**TASK TO CARRY OUT**
Search the listing below for "JSON". Copy each matching line.
:::
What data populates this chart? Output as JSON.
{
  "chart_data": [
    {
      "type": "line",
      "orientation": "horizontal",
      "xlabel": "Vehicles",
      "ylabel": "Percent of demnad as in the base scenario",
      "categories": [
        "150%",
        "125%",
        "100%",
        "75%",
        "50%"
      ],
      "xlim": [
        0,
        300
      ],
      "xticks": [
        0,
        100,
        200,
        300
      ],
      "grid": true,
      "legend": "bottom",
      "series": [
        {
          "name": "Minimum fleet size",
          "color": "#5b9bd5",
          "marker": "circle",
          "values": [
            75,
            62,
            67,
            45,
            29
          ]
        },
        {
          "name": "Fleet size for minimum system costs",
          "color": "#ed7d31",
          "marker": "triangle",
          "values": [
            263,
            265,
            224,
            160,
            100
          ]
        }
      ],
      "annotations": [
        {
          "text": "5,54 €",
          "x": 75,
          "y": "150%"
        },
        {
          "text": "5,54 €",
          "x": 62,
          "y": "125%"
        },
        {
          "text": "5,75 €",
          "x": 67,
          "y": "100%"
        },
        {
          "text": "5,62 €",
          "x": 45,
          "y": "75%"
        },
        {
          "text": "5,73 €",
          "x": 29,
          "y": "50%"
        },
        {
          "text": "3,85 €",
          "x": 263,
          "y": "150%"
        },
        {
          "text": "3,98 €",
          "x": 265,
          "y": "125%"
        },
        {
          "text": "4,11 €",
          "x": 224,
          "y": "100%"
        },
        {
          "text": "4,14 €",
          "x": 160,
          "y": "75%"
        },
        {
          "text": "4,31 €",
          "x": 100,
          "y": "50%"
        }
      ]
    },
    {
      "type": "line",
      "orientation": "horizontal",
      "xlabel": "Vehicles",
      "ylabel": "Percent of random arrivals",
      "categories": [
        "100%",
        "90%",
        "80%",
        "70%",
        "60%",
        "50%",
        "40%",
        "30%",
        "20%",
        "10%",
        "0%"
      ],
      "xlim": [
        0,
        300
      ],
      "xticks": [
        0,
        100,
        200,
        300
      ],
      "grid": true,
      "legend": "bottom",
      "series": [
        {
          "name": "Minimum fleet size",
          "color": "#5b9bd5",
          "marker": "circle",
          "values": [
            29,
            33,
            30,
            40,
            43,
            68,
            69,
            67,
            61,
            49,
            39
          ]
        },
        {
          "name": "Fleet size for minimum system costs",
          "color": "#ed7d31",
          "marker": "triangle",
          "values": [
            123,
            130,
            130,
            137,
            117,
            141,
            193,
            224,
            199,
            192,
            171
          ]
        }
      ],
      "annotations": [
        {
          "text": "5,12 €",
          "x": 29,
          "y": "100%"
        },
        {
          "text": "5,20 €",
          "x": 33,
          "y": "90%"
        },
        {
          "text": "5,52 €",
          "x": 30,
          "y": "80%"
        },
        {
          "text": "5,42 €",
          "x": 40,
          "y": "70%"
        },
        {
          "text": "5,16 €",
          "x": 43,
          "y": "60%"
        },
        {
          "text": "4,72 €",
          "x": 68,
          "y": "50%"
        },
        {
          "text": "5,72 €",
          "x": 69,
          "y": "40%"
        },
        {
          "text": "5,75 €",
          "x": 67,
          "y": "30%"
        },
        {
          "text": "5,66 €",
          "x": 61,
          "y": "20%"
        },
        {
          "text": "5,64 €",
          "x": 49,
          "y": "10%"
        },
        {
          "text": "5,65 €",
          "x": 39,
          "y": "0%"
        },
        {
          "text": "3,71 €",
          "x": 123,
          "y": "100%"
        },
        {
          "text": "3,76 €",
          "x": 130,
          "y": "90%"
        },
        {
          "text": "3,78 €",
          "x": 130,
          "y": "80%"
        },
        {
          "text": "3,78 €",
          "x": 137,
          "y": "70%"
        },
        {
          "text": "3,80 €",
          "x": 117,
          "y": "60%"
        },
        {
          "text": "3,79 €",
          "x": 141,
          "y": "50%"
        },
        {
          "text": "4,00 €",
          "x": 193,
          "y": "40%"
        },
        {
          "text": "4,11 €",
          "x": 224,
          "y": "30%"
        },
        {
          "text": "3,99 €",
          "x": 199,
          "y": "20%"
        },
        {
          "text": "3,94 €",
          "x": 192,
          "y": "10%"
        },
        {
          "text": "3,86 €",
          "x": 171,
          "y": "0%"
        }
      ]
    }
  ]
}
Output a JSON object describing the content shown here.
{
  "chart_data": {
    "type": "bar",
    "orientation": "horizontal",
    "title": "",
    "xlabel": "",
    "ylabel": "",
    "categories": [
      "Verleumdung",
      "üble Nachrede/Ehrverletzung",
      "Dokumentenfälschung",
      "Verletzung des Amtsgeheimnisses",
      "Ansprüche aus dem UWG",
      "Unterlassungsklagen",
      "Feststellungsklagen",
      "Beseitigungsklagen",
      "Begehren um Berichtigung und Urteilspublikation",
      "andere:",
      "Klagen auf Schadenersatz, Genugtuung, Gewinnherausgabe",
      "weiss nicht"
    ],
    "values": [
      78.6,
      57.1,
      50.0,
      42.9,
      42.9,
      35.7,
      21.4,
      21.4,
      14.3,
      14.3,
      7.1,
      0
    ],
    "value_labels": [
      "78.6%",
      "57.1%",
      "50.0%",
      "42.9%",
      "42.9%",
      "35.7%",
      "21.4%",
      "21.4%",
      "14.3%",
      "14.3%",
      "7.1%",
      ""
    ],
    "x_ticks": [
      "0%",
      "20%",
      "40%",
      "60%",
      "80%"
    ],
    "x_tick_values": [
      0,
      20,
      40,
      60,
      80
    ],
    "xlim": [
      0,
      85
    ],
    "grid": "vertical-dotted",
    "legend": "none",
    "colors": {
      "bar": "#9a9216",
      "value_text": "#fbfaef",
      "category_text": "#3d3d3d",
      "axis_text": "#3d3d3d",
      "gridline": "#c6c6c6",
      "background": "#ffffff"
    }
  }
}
:::
**SOLVED PROBLEM**
What data populates this chart? Output as JSON.
Output a JSON object describing the content shown here.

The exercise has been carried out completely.